_JOB_. Pull each line containing "LOAM" out of the data and copy it.

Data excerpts

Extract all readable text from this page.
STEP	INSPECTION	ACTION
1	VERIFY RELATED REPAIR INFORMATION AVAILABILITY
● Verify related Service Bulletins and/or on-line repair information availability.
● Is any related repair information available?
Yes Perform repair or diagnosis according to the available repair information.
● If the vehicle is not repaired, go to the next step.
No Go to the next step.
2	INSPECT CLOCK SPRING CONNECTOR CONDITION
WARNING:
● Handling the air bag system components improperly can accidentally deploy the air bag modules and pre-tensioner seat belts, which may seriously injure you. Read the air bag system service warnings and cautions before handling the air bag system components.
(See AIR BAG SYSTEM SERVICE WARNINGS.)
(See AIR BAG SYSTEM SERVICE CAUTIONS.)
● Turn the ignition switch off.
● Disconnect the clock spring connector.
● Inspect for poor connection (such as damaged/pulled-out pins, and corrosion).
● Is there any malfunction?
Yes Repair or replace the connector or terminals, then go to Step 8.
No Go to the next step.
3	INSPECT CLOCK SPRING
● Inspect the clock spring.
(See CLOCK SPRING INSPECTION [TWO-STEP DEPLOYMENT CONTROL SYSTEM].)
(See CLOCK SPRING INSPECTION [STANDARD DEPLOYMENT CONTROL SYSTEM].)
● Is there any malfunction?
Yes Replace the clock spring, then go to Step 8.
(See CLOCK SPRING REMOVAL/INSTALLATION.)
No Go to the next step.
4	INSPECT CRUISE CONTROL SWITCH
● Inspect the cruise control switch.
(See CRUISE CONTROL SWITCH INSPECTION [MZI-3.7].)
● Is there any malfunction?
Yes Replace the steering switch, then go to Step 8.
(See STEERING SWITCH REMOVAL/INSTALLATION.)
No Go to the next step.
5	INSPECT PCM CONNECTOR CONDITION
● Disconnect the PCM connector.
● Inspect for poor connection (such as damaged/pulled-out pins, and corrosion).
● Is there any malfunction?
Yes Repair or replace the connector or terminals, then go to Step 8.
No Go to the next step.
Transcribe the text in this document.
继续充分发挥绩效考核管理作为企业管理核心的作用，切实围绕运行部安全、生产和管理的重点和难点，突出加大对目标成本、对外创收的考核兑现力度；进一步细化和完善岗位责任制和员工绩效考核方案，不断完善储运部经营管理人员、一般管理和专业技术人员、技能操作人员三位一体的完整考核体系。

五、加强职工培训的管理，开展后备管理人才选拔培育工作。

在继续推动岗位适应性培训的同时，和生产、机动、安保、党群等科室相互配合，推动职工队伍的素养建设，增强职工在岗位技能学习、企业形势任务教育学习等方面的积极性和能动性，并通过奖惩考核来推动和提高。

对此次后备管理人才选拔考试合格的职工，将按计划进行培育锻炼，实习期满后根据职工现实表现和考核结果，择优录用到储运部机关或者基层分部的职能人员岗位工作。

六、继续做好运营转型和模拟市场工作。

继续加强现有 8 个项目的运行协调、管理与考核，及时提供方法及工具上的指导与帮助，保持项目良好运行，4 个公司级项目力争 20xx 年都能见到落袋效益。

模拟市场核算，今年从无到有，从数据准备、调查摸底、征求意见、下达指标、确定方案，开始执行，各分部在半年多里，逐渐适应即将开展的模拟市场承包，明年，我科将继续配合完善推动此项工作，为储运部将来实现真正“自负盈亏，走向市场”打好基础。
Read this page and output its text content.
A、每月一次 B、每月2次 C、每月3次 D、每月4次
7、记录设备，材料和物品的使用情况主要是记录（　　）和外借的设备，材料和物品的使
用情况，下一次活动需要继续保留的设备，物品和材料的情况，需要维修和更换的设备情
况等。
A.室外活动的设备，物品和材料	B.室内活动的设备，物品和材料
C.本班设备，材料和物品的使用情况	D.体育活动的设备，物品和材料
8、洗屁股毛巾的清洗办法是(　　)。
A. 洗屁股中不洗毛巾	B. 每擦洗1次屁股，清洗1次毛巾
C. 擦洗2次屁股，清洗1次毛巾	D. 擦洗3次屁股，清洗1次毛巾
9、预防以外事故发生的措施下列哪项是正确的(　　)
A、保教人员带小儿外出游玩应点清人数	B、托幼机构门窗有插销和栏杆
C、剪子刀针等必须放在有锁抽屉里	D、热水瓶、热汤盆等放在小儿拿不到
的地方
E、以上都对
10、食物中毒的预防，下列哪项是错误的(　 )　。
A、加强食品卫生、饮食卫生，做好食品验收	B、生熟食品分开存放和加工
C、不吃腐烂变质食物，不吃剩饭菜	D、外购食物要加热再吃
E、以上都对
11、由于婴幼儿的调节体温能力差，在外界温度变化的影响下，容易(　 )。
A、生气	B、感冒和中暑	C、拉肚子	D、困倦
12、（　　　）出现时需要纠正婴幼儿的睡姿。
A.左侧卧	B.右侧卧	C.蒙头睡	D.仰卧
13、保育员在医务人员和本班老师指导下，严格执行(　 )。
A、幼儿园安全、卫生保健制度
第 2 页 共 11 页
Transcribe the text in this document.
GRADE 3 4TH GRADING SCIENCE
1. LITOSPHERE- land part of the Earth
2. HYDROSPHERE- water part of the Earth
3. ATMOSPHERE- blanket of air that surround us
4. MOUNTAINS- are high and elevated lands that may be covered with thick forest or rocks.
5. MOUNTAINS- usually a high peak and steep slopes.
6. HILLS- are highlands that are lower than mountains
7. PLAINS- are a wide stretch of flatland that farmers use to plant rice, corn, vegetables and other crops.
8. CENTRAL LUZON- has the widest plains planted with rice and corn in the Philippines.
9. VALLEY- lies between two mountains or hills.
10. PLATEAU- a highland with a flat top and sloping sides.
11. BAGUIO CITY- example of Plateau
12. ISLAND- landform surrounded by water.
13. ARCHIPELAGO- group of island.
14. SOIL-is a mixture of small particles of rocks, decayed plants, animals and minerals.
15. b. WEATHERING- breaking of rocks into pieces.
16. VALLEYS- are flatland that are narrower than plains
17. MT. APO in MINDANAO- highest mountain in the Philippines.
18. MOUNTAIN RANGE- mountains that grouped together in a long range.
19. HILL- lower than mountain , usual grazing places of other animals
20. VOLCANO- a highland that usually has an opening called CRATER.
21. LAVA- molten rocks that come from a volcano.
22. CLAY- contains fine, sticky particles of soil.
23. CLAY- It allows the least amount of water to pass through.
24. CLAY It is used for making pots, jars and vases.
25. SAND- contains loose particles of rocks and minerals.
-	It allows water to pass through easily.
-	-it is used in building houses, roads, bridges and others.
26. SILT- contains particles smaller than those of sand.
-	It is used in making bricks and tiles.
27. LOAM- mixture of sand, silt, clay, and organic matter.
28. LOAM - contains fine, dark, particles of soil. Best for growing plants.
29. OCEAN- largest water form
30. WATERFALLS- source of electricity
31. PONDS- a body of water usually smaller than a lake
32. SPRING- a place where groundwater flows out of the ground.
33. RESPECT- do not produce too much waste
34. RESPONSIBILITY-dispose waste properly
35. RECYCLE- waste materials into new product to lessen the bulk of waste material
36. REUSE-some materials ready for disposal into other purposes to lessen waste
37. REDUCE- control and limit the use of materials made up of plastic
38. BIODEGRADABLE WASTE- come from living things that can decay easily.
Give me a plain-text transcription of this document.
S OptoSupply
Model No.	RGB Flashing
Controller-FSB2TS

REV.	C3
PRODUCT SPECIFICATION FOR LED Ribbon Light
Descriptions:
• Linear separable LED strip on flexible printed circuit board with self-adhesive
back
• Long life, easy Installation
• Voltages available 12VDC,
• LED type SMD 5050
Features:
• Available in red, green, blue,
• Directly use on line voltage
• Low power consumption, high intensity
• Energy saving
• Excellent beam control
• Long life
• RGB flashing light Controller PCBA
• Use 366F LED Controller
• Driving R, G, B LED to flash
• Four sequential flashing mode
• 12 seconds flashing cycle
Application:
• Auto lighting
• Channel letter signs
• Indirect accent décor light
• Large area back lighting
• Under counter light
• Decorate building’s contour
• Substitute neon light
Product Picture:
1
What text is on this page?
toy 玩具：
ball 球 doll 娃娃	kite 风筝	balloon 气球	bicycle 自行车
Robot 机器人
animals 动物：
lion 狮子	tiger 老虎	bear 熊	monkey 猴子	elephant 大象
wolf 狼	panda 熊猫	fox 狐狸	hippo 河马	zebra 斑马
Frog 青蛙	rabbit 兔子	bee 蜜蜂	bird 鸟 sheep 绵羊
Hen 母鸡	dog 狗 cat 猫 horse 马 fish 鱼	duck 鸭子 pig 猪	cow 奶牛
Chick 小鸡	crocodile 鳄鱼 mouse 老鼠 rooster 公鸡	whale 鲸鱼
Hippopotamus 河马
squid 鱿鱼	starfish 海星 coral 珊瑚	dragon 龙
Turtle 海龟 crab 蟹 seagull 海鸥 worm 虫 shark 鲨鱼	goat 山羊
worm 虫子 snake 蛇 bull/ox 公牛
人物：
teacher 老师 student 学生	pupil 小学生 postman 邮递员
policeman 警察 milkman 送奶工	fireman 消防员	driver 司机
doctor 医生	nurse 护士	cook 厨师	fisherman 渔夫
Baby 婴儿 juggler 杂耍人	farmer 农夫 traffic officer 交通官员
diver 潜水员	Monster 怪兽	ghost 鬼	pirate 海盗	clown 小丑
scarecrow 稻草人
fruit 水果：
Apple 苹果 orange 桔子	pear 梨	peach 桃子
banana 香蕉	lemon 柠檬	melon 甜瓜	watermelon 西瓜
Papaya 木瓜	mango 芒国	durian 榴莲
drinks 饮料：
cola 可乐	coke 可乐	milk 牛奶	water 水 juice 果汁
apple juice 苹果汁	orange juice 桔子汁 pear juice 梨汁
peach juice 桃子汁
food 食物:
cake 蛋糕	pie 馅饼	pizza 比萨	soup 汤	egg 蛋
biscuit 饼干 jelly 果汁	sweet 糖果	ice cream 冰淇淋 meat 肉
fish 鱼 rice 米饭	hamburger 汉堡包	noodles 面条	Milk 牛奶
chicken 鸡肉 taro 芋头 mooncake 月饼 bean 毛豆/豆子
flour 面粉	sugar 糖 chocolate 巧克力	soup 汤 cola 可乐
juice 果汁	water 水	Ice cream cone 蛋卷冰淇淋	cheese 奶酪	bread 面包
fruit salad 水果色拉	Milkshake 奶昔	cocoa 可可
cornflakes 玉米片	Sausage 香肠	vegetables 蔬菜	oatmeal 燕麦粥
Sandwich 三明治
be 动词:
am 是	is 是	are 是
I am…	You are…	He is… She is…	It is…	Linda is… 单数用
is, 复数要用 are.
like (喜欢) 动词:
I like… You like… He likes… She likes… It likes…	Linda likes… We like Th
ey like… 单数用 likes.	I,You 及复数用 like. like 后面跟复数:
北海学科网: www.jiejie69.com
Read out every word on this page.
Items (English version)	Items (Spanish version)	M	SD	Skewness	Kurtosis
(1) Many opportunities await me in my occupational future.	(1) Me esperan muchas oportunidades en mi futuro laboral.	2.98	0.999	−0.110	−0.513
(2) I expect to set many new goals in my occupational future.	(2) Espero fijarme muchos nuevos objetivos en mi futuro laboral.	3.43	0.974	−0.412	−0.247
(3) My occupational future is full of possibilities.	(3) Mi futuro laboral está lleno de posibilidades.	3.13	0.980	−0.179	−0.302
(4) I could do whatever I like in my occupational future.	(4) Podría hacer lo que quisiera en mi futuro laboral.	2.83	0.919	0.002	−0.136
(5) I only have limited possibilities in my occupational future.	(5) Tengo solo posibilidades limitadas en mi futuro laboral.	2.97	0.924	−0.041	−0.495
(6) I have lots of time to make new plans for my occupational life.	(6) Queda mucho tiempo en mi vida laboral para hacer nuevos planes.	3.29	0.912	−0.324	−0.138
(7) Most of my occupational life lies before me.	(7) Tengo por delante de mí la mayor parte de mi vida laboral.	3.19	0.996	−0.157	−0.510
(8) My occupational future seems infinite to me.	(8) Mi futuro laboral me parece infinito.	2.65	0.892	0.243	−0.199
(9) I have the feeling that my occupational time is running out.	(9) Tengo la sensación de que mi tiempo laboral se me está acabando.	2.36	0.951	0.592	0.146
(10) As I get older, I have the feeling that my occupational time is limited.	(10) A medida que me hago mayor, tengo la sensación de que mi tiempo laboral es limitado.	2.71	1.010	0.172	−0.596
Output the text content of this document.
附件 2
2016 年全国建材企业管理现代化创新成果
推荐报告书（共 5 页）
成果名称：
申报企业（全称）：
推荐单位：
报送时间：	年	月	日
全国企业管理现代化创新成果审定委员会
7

_RESULT FOR THIS EXERCISE_.
27. LOAM- mixture of sand, silt, clay, and organic matter.
28. LOAM - contains fine, dark, particles of soil. Best for growing plants.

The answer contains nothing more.